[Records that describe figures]
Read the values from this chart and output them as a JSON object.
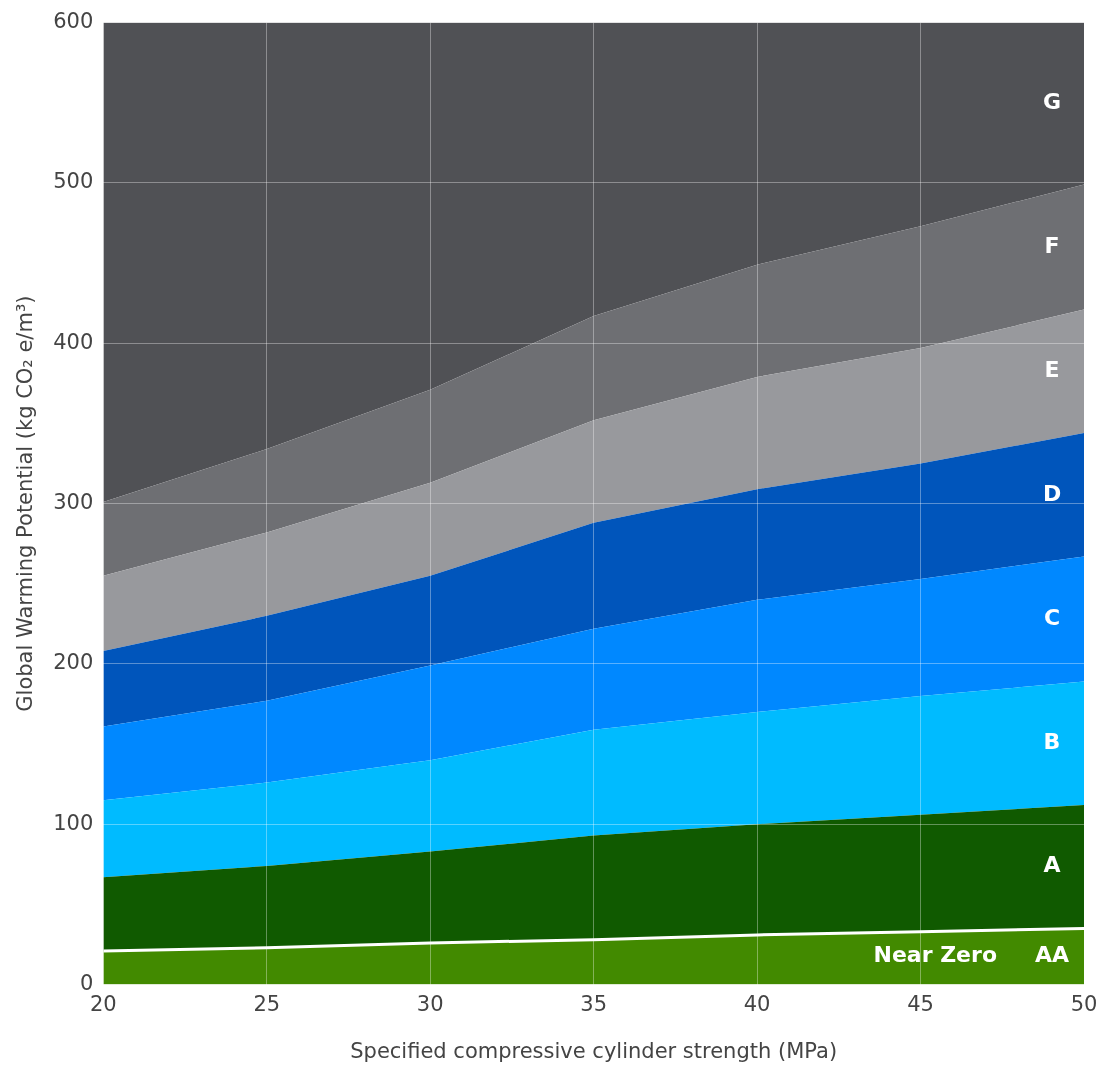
{
  "chart_data": {
    "type": "area",
    "stacked": true,
    "xlabel": "Specified compressive cylinder strength (MPa)",
    "ylabel": "Global Warming Potential (kg CO₂ e/m³)",
    "x": [
      20,
      25,
      30,
      35,
      40,
      45,
      50
    ],
    "xlim": [
      20,
      50
    ],
    "xticks": [
      20,
      25,
      30,
      35,
      40,
      45,
      50
    ],
    "ylim": [
      0,
      600
    ],
    "yticks": [
      0,
      100,
      200,
      300,
      400,
      500,
      600
    ],
    "grid": true,
    "legend": false,
    "annotations": [
      "Near Zero"
    ],
    "series": [
      {
        "name": "AA",
        "color": "#428a00",
        "values": [
          21,
          23,
          26,
          28,
          31,
          33,
          35
        ]
      },
      {
        "name": "A",
        "color": "#105a00",
        "values": [
          46,
          51,
          57,
          65,
          69,
          73,
          77
        ]
      },
      {
        "name": "B",
        "color": "#00bbff",
        "values": [
          48,
          52,
          57,
          66,
          70,
          74,
          77
        ]
      },
      {
        "name": "C",
        "color": "#0088ff",
        "values": [
          46,
          51,
          59,
          63,
          70,
          73,
          78
        ]
      },
      {
        "name": "D",
        "color": "#0055bb",
        "values": [
          47,
          53,
          56,
          66,
          69,
          72,
          77
        ]
      },
      {
        "name": "E",
        "color": "#98999d",
        "values": [
          47,
          52,
          58,
          64,
          70,
          72,
          77
        ]
      },
      {
        "name": "F",
        "color": "#6e6f73",
        "values": [
          46,
          52,
          58,
          65,
          70,
          76,
          78
        ]
      },
      {
        "name": "G",
        "color": "#505155",
        "values": [
          299,
          266,
          229,
          183,
          151,
          127,
          101
        ]
      }
    ]
  }
}
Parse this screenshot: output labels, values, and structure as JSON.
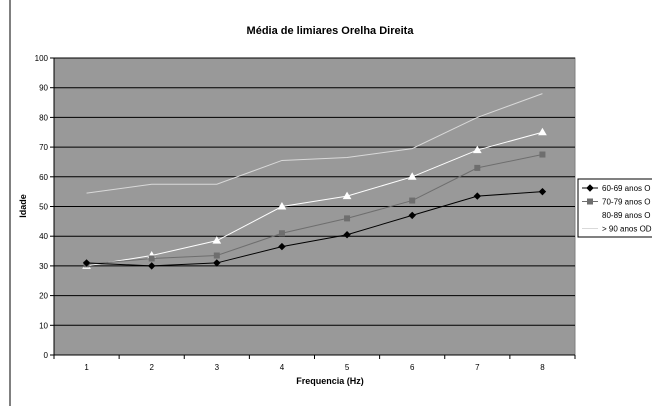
{
  "chart_data": {
    "type": "line",
    "title": "Média de limiares Orelha Direita",
    "xlabel": "Frequencia (Hz)",
    "ylabel": "Idade",
    "categories": [
      "1",
      "2",
      "3",
      "4",
      "5",
      "6",
      "7",
      "8"
    ],
    "ylim": [
      0,
      100
    ],
    "yticks": [
      "0",
      "10",
      "20",
      "30",
      "40",
      "50",
      "60",
      "70",
      "80",
      "90",
      "100"
    ],
    "grid": true,
    "legend_position": "right",
    "series": [
      {
        "name": "60-69 anos O",
        "values": [
          31,
          30,
          31,
          36.5,
          40.5,
          47,
          53.5,
          55
        ],
        "color": "#000000",
        "marker": "diamond"
      },
      {
        "name": "70-79 anos O",
        "values": [
          30.5,
          32.5,
          33.5,
          41,
          46,
          52,
          63,
          67.5
        ],
        "color": "#6e6e6e",
        "marker": "square"
      },
      {
        "name": "80-89 anos O",
        "values": [
          30,
          33.5,
          38.5,
          50,
          53.5,
          60,
          69,
          75
        ],
        "color": "#ffffff",
        "marker": "triangle"
      },
      {
        "name": "> 90 anos OD",
        "values": [
          54.5,
          57.5,
          57.5,
          65.5,
          66.5,
          69.5,
          80,
          88
        ],
        "color": "#d9d9d9",
        "marker": "none"
      }
    ],
    "plot_background": "#999999"
  }
}
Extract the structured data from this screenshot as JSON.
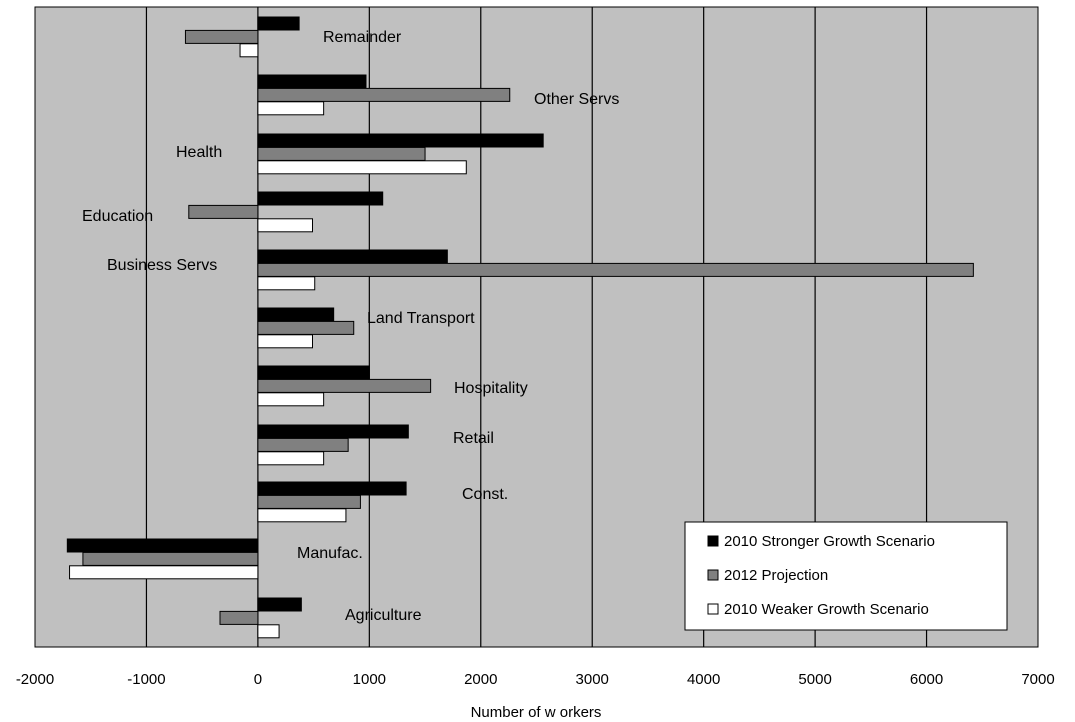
{
  "chart_data": {
    "type": "bar",
    "orientation": "horizontal",
    "title": "",
    "xlabel": "Number of w orkers",
    "ylabel": "",
    "xlim": [
      -2000,
      7000
    ],
    "xticks": [
      -2000,
      -1000,
      0,
      1000,
      2000,
      3000,
      4000,
      5000,
      6000,
      7000
    ],
    "xtick_labels": [
      "-2000",
      "-1000",
      "0",
      "1000",
      "2000",
      "3000",
      "4000",
      "5000",
      "6000",
      "7000"
    ],
    "grid": "vertical gridlines on",
    "legend_position": "bottom-right",
    "categories": [
      "Remainder",
      "Other Servs",
      "Health",
      "Education",
      "Business Servs",
      "Land Transport",
      "Hospitality",
      "Retail",
      "Const.",
      "Manufac.",
      "Agriculture"
    ],
    "series": [
      {
        "name": "2010 Stronger Growth Scenario",
        "color": "#000000",
        "values": [
          370,
          970,
          2560,
          1120,
          1700,
          680,
          1000,
          1350,
          1330,
          -1710,
          390
        ]
      },
      {
        "name": "2012 Projection",
        "color": "#808080",
        "values": [
          -650,
          2260,
          1500,
          -620,
          6420,
          860,
          1550,
          810,
          920,
          -1570,
          -340
        ]
      },
      {
        "name": "2010 Weaker Growth Scenario",
        "color": "#ffffff",
        "values": [
          -160,
          590,
          1870,
          490,
          510,
          490,
          590,
          590,
          790,
          -1690,
          190
        ]
      }
    ],
    "colors": {
      "plot_background": "#c0c0c0",
      "gridline": "#000000",
      "bar_stroke": "#000000"
    }
  }
}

What is required – Transcribe the records word for word and include no pictures.

Exercise response –
Read the values from this chart and output them as a JSON object.
{
  "chart_data": {
    "type": "area",
    "stacked": true,
    "xlabel": "Specified compressive cylinder strength (MPa)",
    "ylabel": "Global Warming Potential (kg CO₂ e/m³)",
    "x": [
      20,
      25,
      30,
      35,
      40,
      45,
      50
    ],
    "xlim": [
      20,
      50
    ],
    "xticks": [
      20,
      25,
      30,
      35,
      40,
      45,
      50
    ],
    "ylim": [
      0,
      600
    ],
    "yticks": [
      0,
      100,
      200,
      300,
      400,
      500,
      600
    ],
    "grid": true,
    "legend": false,
    "annotations": [
      "Near Zero"
    ],
    "series": [
      {
        "name": "AA",
        "color": "#428a00",
        "values": [
          21,
          23,
          26,
          28,
          31,
          33,
          35
        ]
      },
      {
        "name": "A",
        "color": "#105a00",
        "values": [
          46,
          51,
          57,
          65,
          69,
          73,
          77
        ]
      },
      {
        "name": "B",
        "color": "#00bbff",
        "values": [
          48,
          52,
          57,
          66,
          70,
          74,
          77
        ]
      },
      {
        "name": "C",
        "color": "#0088ff",
        "values": [
          46,
          51,
          59,
          63,
          70,
          73,
          78
        ]
      },
      {
        "name": "D",
        "color": "#0055bb",
        "values": [
          47,
          53,
          56,
          66,
          69,
          72,
          77
        ]
      },
      {
        "name": "E",
        "color": "#98999d",
        "values": [
          47,
          52,
          58,
          64,
          70,
          72,
          77
        ]
      },
      {
        "name": "F",
        "color": "#6e6f73",
        "values": [
          46,
          52,
          58,
          65,
          70,
          76,
          78
        ]
      },
      {
        "name": "G",
        "color": "#505155",
        "values": [
          299,
          266,
          229,
          183,
          151,
          127,
          101
        ]
      }
    ]
  }
}
Parse this screenshot: output labels, values, and structure as JSON.
{
  "chart_data": {
    "type": "line",
    "title": "Média de limiares Orelha Direita",
    "xlabel": "Frequencia (Hz)",
    "ylabel": "Idade",
    "categories": [
      "1",
      "2",
      "3",
      "4",
      "5",
      "6",
      "7",
      "8"
    ],
    "ylim": [
      0,
      100
    ],
    "yticks": [
      "0",
      "10",
      "20",
      "30",
      "40",
      "50",
      "60",
      "70",
      "80",
      "90",
      "100"
    ],
    "grid": true,
    "legend_position": "right",
    "series": [
      {
        "name": "60-69 anos O",
        "values": [
          31,
          30,
          31,
          36.5,
          40.5,
          47,
          53.5,
          55
        ],
        "color": "#000000",
        "marker": "diamond"
      },
      {
        "name": "70-79 anos O",
        "values": [
          30.5,
          32.5,
          33.5,
          41,
          46,
          52,
          63,
          67.5
        ],
        "color": "#6e6e6e",
        "marker": "square"
      },
      {
        "name": "80-89 anos O",
        "values": [
          30,
          33.5,
          38.5,
          50,
          53.5,
          60,
          69,
          75
        ],
        "color": "#ffffff",
        "marker": "triangle"
      },
      {
        "name": "> 90 anos OD",
        "values": [
          54.5,
          57.5,
          57.5,
          65.5,
          66.5,
          69.5,
          80,
          88
        ],
        "color": "#d9d9d9",
        "marker": "none"
      }
    ],
    "plot_background": "#999999"
  }
}
Extract the structured data from this screenshot as JSON.
{
  "chart_data": {
    "type": "bar",
    "orientation": "horizontal",
    "title": "",
    "xlabel": "Number of w orkers",
    "ylabel": "",
    "xlim": [
      -2000,
      7000
    ],
    "xticks": [
      -2000,
      -1000,
      0,
      1000,
      2000,
      3000,
      4000,
      5000,
      6000,
      7000
    ],
    "xtick_labels": [
      "-2000",
      "-1000",
      "0",
      "1000",
      "2000",
      "3000",
      "4000",
      "5000",
      "6000",
      "7000"
    ],
    "grid": "vertical gridlines on",
    "legend_position": "bottom-right",
    "categories": [
      "Remainder",
      "Other Servs",
      "Health",
      "Education",
      "Business Servs",
      "Land Transport",
      "Hospitality",
      "Retail",
      "Const.",
      "Manufac.",
      "Agriculture"
    ],
    "series": [
      {
        "name": "2010 Stronger Growth Scenario",
        "color": "#000000",
        "values": [
          370,
          970,
          2560,
          1120,
          1700,
          680,
          1000,
          1350,
          1330,
          -1710,
          390
        ]
      },
      {
        "name": "2012 Projection",
        "color": "#808080",
        "values": [
          -650,
          2260,
          1500,
          -620,
          6420,
          860,
          1550,
          810,
          920,
          -1570,
          -340
        ]
      },
      {
        "name": "2010 Weaker Growth Scenario",
        "color": "#ffffff",
        "values": [
          -160,
          590,
          1870,
          490,
          510,
          490,
          590,
          590,
          790,
          -1690,
          190
        ]
      }
    ],
    "colors": {
      "plot_background": "#c0c0c0",
      "gridline": "#000000",
      "bar_stroke": "#000000"
    }
  }
}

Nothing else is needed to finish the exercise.